On to Iquitos

June 16, 2011

6/15/2011

Campbell Plowden in Atlanta airport

Campbell Plowden in Atlanta airport

I spent about five hours in the Atlanta airport before catching my connecting flight to Lima.  I wandered first into a room in search of a spot with free wi-fi that said “Sojourner’s – must be 18 to enter”.  I gasped stepping less than 18 feet into the room because it was saturated with cigarette smoke and there wasn’t an open table where someone wasn’t smoking.  I quickly exited this final refuge for nicotine addicts and found that Sojourner’s also had a normal non-smoking restaurant next door where I wrote my first blog entry.

* _Boxed element entries_

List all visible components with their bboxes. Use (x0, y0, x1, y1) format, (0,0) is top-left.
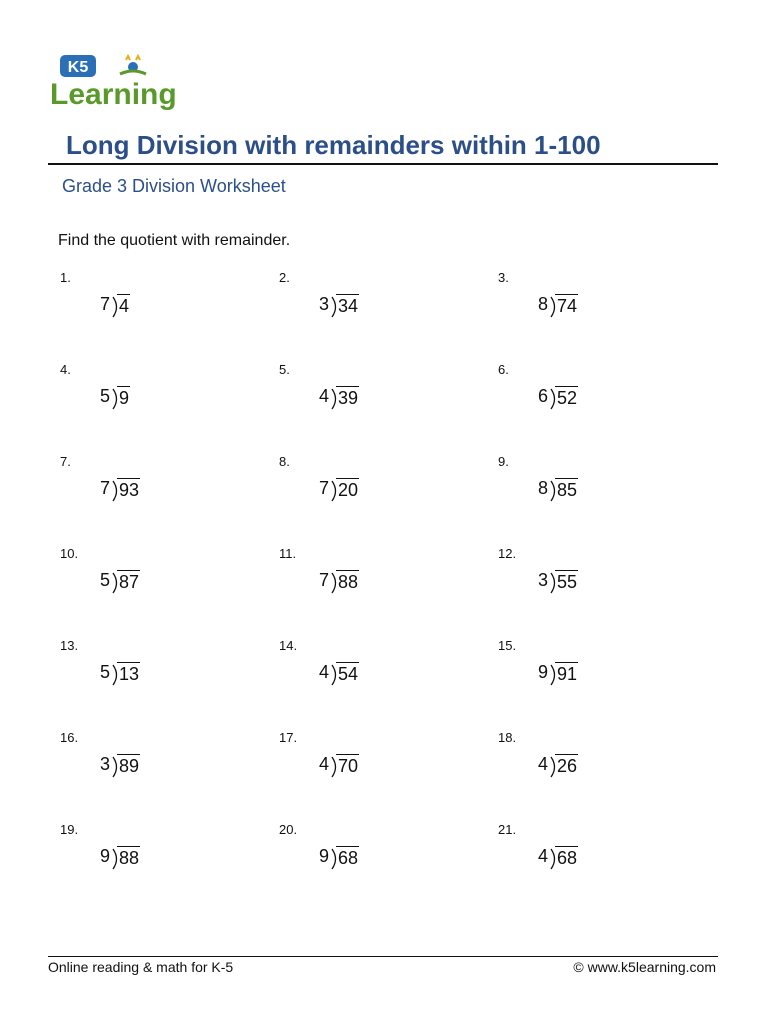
problem-number: 18. (498, 730, 517, 745)
divisor: 9 (537, 662, 548, 682)
dividend: 88 (119, 848, 140, 868)
dividend: 68 (338, 848, 359, 868)
divisor: 5 (99, 386, 110, 406)
problem-number: 6. (498, 362, 509, 377)
divisor: 9 (318, 846, 329, 866)
division-problem (60, 362, 260, 432)
dividend: 91 (557, 664, 578, 684)
division-problem (279, 270, 479, 340)
dividend: 26 (557, 756, 578, 776)
divisor: 9 (99, 846, 110, 866)
dividend: 85 (557, 480, 578, 500)
problem-number: 8. (279, 454, 290, 469)
dividend: 4 (119, 296, 130, 316)
k5-learning-logo (48, 52, 188, 112)
division-problem (60, 454, 260, 524)
dividend: 68 (557, 848, 578, 868)
problem-number: 11. (279, 546, 297, 561)
divisor: 4 (318, 662, 329, 682)
dividend: 89 (119, 756, 140, 776)
problem-number: 3. (498, 270, 509, 285)
division-problem (498, 270, 698, 340)
worksheet-title: Long Division with remainders within 1-100 (66, 130, 601, 160)
problem-number: 12. (498, 546, 517, 561)
division-problem (498, 638, 698, 708)
instructions-text: Find the quotient with remainder. (58, 232, 291, 249)
dividend: 39 (338, 388, 359, 408)
divisor: 7 (99, 294, 110, 314)
dividend: 13 (119, 664, 140, 684)
problem-number: 17. (279, 730, 298, 745)
divisor: 5 (99, 662, 110, 682)
division-problem (279, 638, 479, 708)
divisor: 7 (99, 478, 110, 498)
problem-number: 15. (498, 638, 517, 653)
svg-text:K5: K5 (67, 59, 89, 76)
division-problem (498, 454, 698, 524)
divisor: 4 (318, 386, 329, 406)
dividend: 87 (119, 572, 140, 592)
problem-number: 10. (60, 546, 79, 561)
problem-number: 2. (279, 270, 290, 285)
problem-number: 9. (498, 454, 509, 469)
dividend: 74 (557, 296, 578, 316)
divisor: 7 (318, 570, 329, 590)
problem-number: 13. (60, 638, 79, 653)
divisor: 4 (318, 754, 329, 774)
problem-number: 20. (279, 822, 298, 837)
division-problem (279, 822, 479, 892)
footer-tagline: Online reading & math for K-5 (48, 959, 234, 975)
divisor: 4 (537, 846, 548, 866)
divisor: 4 (537, 754, 548, 774)
division-problem (498, 730, 698, 800)
division-problem (498, 546, 698, 616)
dividend: 54 (338, 664, 359, 684)
problem-number: 7. (60, 454, 71, 469)
dividend: 55 (557, 572, 578, 592)
dividend: 34 (338, 296, 359, 316)
division-problem (279, 730, 479, 800)
dividend: 88 (338, 572, 359, 592)
problem-number: 1. (60, 270, 71, 285)
footer-website: © www.k5learning.com (573, 959, 716, 975)
divisor: 7 (318, 478, 329, 498)
dividend: 93 (119, 480, 140, 500)
worksheet-subtitle: Grade 3 Division Worksheet (62, 176, 286, 196)
division-problem (279, 454, 479, 524)
division-problem (60, 822, 260, 892)
division-problem (279, 362, 479, 432)
problem-number: 19. (60, 822, 79, 837)
dividend: 20 (338, 480, 359, 500)
division-problem (498, 362, 698, 432)
footer-divider (48, 956, 718, 957)
divisor: 3 (99, 754, 110, 774)
dividend: 9 (119, 388, 130, 408)
division-problem (60, 546, 260, 616)
division-problem (498, 822, 698, 892)
division-problem (60, 270, 260, 340)
division-problem (60, 730, 260, 800)
dividend: 52 (557, 388, 578, 408)
divisor: 3 (318, 294, 329, 314)
problem-number: 16. (60, 730, 79, 745)
problem-number: 21. (498, 822, 517, 837)
divisor: 5 (99, 570, 110, 590)
problem-number: 4. (60, 362, 71, 377)
problem-number: 14. (279, 638, 298, 653)
division-problem (279, 546, 479, 616)
svg-text:Learning: Learning (50, 78, 177, 111)
divisor: 8 (537, 478, 548, 498)
divisor: 8 (537, 294, 548, 314)
dividend: 70 (338, 756, 359, 776)
title-divider (48, 163, 718, 165)
divisor: 6 (537, 386, 548, 406)
divisor: 3 (537, 570, 548, 590)
problem-number: 5. (279, 362, 290, 377)
division-problem (60, 638, 260, 708)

* _TASK TO COMPLETE_
Return the complete blog post about the Atlanta airport layover verbatim, from its title through its final sentence.

* _ANSWER TO THIS TASK_
On to Iquitos

June 16, 2011

6/15/2011

Campbell Plowden in Atlanta airport

Campbell Plowden in Atlanta airport

I spent about five hours in the Atlanta airport before catching my connecting flight to Lima.  I wandered first into a room in search of a spot with free wi-fi that said “Sojourner’s – must be 18 to enter”.  I gasped stepping less than 18 feet into the room because it was saturated with cigarette smoke and there wasn’t an open table where someone wasn’t smoking.  I quickly exited this final refuge for nicotine addicts and found that Sojourner’s also had a normal non-smoking restaurant next door where I wrote my first blog entry.